### Given task
Extract all lines containing "more".

[Entries taken from a collection]

━━━

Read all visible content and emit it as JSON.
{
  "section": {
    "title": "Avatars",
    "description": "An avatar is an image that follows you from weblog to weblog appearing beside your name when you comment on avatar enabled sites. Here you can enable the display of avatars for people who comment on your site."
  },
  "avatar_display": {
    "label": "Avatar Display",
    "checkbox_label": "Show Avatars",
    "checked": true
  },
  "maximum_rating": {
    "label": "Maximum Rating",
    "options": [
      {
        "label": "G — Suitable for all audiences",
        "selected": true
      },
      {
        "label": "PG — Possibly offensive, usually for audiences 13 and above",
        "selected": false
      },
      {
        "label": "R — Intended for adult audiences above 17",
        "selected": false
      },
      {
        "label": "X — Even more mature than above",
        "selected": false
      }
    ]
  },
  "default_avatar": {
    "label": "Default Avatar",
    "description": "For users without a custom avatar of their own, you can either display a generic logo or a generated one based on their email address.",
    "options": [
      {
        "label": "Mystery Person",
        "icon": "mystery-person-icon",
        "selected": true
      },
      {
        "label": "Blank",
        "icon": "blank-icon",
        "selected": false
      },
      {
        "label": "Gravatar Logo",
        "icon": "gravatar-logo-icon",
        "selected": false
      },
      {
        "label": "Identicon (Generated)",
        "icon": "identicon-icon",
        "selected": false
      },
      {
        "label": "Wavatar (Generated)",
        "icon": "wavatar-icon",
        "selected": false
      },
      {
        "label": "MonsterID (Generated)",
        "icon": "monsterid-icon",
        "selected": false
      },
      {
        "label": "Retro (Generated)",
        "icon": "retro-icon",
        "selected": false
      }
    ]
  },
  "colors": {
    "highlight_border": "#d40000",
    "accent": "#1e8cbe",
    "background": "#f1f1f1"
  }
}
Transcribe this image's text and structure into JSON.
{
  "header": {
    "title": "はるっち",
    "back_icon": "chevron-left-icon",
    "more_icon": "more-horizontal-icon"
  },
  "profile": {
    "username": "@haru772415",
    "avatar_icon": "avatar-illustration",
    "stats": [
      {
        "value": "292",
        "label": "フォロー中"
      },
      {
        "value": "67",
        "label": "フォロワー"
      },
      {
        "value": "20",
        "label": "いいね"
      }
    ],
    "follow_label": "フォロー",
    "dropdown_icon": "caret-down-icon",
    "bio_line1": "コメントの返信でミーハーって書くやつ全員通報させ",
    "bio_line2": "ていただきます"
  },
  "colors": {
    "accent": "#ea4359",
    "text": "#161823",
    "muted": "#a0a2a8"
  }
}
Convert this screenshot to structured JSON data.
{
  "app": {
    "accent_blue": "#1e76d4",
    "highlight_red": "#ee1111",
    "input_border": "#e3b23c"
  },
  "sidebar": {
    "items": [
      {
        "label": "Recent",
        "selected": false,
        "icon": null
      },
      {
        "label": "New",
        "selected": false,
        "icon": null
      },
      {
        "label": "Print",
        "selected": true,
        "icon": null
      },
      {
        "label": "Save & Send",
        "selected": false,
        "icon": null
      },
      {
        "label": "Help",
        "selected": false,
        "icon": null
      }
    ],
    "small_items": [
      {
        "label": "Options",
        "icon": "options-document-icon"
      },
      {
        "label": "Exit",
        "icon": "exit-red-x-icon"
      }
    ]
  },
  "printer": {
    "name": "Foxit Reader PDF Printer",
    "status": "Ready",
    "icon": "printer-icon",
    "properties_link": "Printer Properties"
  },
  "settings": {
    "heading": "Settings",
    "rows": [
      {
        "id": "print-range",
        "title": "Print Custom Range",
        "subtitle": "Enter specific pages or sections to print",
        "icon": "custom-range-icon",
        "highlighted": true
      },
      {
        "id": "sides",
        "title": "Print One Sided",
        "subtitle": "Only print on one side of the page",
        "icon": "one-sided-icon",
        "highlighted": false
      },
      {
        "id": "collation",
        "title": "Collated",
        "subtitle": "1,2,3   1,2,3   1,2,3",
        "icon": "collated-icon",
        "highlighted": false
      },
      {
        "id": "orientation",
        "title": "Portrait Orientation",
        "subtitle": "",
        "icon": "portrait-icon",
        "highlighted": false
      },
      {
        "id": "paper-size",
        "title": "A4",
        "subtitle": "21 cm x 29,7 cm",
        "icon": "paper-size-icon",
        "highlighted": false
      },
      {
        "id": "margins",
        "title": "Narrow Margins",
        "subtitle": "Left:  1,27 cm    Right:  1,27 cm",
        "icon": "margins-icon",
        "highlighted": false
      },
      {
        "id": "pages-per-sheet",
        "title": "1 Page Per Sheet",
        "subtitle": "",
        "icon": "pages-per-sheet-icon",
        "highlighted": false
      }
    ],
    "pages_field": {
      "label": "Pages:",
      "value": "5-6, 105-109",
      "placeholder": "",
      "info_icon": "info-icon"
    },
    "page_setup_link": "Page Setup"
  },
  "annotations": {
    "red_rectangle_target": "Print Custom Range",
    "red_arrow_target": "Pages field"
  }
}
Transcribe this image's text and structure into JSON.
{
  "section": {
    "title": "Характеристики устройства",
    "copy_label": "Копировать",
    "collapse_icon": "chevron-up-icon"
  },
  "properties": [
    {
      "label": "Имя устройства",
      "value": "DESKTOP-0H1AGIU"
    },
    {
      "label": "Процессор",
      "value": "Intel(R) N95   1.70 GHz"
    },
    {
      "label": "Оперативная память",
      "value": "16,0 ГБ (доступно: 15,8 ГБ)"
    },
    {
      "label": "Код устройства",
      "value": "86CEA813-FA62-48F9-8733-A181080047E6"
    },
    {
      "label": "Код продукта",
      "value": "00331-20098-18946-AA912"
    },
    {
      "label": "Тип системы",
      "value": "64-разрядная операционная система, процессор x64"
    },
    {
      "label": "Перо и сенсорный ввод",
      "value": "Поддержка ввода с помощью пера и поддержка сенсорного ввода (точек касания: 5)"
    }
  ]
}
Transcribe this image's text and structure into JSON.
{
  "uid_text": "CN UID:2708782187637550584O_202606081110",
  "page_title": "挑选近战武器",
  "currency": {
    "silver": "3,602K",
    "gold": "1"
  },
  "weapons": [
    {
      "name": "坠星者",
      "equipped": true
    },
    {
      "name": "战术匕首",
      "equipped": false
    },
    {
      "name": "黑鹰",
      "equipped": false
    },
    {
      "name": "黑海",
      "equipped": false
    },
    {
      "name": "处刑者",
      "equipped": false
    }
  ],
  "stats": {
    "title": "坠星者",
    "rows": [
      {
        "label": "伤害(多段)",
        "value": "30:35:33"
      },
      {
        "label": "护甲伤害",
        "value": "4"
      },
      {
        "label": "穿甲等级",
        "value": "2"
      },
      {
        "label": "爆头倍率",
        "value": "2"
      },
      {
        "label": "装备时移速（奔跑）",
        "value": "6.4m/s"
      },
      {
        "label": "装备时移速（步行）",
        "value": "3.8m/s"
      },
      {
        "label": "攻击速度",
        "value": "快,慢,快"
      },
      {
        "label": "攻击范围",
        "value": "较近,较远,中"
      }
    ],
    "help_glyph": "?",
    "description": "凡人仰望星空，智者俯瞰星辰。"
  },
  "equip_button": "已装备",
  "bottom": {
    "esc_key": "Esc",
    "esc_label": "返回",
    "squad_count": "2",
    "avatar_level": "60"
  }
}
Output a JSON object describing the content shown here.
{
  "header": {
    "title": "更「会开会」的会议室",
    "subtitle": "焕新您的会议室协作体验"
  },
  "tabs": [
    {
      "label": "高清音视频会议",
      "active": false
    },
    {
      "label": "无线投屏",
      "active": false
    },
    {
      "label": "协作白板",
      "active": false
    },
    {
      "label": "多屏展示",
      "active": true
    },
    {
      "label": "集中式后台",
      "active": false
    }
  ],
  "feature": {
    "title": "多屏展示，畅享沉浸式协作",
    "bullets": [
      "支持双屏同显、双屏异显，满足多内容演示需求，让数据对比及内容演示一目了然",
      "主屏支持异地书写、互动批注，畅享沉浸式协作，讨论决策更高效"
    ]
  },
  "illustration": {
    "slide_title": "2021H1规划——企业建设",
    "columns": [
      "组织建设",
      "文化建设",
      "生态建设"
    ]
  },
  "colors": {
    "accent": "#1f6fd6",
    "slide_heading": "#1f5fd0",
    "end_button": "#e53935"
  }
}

━━━

### Solution
        "label": "X — Even more mature than above",
    "more_icon": "more-horizontal-icon"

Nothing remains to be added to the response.